[Exercise input]:
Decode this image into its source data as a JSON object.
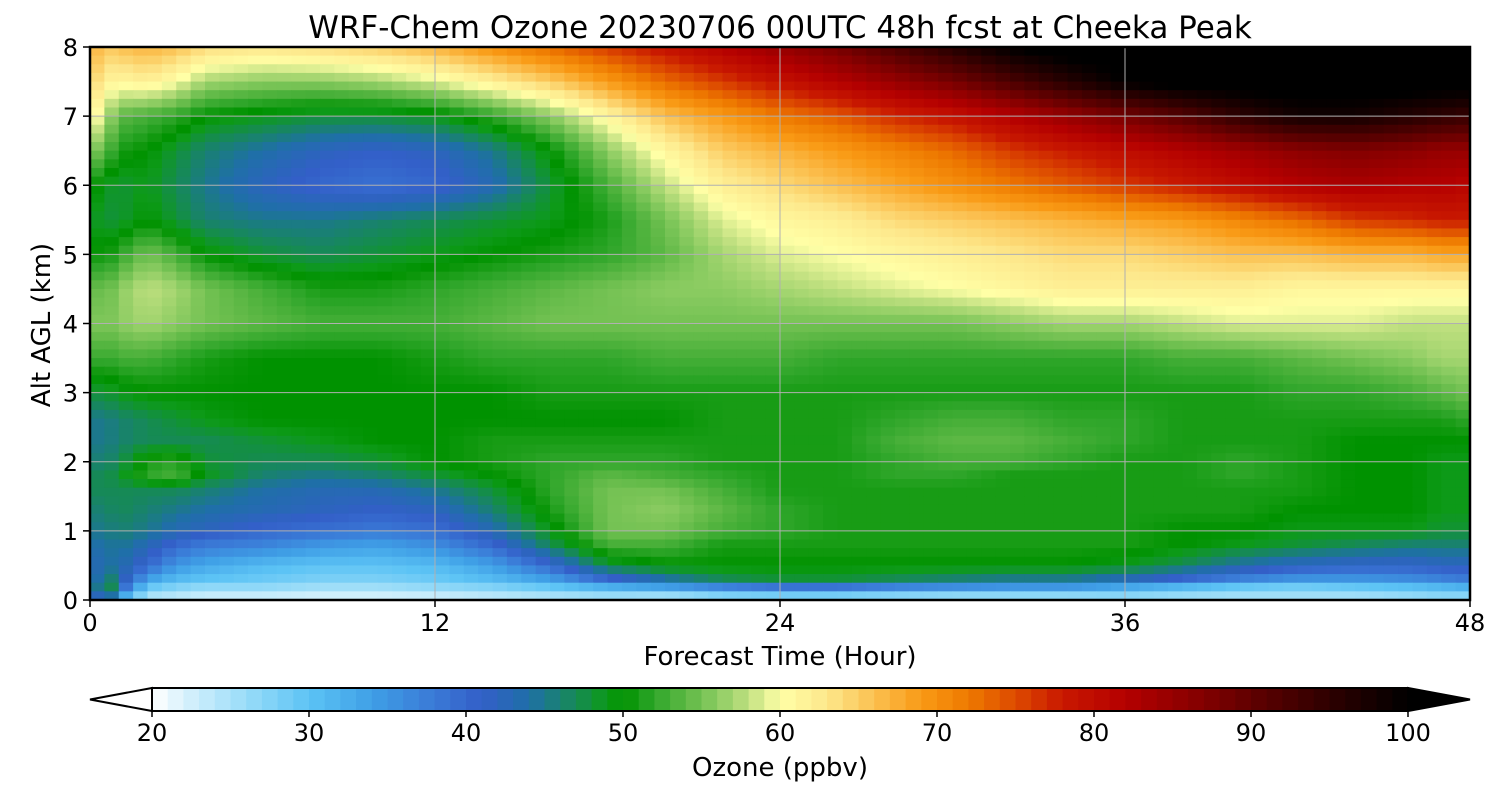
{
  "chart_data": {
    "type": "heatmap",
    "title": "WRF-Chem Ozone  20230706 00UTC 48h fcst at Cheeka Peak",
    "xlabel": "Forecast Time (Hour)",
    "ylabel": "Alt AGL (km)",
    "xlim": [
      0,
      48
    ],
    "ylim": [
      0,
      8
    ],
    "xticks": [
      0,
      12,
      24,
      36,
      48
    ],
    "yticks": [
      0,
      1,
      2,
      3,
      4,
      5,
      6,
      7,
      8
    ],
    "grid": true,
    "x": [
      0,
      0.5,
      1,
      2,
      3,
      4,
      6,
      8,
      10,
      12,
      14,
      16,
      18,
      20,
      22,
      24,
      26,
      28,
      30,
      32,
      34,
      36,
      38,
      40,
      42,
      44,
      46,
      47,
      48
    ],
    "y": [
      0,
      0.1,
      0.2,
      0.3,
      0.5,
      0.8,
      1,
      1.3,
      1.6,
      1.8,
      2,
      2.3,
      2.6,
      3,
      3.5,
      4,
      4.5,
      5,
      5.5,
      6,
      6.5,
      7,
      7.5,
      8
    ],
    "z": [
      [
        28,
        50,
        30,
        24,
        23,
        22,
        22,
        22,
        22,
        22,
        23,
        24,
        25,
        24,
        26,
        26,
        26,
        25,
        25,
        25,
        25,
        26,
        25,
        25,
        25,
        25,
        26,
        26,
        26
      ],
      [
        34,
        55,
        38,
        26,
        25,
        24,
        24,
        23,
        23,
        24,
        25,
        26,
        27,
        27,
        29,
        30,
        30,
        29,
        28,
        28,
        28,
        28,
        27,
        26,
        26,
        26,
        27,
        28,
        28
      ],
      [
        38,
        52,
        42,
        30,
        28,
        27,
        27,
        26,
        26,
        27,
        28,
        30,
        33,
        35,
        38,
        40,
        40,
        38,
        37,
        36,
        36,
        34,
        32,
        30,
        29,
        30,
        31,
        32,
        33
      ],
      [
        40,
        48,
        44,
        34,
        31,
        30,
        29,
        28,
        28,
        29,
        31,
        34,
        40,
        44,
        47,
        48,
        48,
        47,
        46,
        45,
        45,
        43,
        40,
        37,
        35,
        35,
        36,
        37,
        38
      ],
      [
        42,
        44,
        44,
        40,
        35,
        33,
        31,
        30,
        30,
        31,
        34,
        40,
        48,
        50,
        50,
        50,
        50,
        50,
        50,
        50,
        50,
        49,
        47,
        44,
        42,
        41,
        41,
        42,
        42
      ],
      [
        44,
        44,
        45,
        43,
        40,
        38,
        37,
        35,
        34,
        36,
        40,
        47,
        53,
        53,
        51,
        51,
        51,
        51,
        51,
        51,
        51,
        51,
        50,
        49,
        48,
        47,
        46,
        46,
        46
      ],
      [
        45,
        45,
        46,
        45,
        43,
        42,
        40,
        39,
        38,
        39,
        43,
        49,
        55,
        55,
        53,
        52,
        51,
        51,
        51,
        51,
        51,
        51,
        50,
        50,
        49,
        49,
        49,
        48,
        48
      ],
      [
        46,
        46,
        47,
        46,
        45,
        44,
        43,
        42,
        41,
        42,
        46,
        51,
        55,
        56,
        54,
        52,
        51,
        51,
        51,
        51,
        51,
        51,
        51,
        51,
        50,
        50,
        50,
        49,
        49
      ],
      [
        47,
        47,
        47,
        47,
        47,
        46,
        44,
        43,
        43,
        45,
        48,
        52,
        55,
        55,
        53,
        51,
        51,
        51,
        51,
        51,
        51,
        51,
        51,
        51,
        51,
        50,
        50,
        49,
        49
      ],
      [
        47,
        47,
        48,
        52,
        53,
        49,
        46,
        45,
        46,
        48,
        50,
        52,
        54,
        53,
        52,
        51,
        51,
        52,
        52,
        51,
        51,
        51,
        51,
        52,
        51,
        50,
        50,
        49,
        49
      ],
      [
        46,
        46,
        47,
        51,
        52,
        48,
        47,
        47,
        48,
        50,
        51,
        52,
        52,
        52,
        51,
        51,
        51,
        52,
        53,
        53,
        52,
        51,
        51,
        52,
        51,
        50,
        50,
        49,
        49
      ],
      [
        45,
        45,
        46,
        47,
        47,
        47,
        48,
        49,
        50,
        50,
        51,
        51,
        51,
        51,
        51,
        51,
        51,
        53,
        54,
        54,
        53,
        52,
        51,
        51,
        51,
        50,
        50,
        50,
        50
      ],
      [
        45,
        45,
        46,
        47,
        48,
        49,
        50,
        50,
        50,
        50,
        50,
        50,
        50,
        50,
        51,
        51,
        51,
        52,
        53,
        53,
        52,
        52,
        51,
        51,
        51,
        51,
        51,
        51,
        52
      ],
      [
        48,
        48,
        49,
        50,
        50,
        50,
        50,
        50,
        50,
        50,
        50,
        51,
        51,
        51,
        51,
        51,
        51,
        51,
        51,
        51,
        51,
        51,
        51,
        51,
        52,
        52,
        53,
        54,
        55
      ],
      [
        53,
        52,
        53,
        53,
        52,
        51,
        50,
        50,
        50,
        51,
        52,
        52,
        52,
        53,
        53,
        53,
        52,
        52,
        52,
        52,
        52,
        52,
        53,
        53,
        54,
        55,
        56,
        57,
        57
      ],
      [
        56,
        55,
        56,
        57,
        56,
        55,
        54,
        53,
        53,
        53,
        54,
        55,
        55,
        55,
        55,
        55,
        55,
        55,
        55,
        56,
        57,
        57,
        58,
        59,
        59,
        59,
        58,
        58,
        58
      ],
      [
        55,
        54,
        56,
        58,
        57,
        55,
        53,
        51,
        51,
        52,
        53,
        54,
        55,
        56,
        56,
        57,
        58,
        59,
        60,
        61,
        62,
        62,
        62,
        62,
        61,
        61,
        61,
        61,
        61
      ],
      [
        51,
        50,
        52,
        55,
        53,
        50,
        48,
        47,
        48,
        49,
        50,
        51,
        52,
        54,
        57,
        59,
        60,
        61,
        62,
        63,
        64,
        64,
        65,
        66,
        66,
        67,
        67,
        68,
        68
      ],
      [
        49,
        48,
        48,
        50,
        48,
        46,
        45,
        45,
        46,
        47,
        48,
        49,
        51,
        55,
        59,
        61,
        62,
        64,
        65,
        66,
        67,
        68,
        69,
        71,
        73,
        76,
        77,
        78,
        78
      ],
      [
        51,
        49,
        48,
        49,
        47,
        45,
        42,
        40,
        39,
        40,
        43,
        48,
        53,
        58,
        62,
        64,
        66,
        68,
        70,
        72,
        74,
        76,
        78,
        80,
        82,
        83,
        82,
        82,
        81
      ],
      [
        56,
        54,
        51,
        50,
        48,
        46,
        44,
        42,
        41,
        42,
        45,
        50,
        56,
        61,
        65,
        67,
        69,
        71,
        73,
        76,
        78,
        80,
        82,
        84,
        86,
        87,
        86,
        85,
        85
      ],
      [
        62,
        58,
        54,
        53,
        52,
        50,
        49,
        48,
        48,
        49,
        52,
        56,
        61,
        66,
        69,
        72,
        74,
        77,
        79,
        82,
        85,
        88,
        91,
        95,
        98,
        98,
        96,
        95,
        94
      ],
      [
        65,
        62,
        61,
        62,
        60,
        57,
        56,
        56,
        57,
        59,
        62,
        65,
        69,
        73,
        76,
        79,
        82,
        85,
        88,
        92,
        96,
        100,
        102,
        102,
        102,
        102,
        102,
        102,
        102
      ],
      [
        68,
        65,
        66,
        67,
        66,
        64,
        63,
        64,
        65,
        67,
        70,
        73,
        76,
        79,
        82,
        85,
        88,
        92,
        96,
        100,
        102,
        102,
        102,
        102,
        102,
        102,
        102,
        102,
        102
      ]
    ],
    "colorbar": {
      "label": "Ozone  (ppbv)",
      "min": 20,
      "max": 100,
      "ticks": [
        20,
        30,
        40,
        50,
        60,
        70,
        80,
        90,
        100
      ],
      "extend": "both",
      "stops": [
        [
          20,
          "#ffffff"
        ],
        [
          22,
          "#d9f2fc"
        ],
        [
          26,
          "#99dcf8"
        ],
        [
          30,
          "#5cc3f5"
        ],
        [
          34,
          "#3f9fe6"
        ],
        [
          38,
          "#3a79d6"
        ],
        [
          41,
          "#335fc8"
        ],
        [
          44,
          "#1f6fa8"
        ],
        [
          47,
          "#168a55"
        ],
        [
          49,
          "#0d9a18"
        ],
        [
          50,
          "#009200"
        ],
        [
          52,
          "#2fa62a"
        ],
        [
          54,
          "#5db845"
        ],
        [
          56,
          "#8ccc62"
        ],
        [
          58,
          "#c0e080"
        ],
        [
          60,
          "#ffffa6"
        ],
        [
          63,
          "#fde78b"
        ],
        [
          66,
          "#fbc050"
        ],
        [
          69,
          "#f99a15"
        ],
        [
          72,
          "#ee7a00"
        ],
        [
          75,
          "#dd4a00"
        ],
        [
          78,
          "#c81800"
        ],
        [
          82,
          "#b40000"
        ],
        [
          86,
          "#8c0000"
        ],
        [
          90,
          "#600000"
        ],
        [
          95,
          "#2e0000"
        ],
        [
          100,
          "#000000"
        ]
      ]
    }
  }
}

[Exercise]:
Pick out the lines that have the word "Ozone". Copy them all.

[Solution for this problem]:
    "title": "WRF-Chem Ozone  20230706 00UTC 48h fcst at Cheeka Peak",
      "label": "Ozone  (ppbv)",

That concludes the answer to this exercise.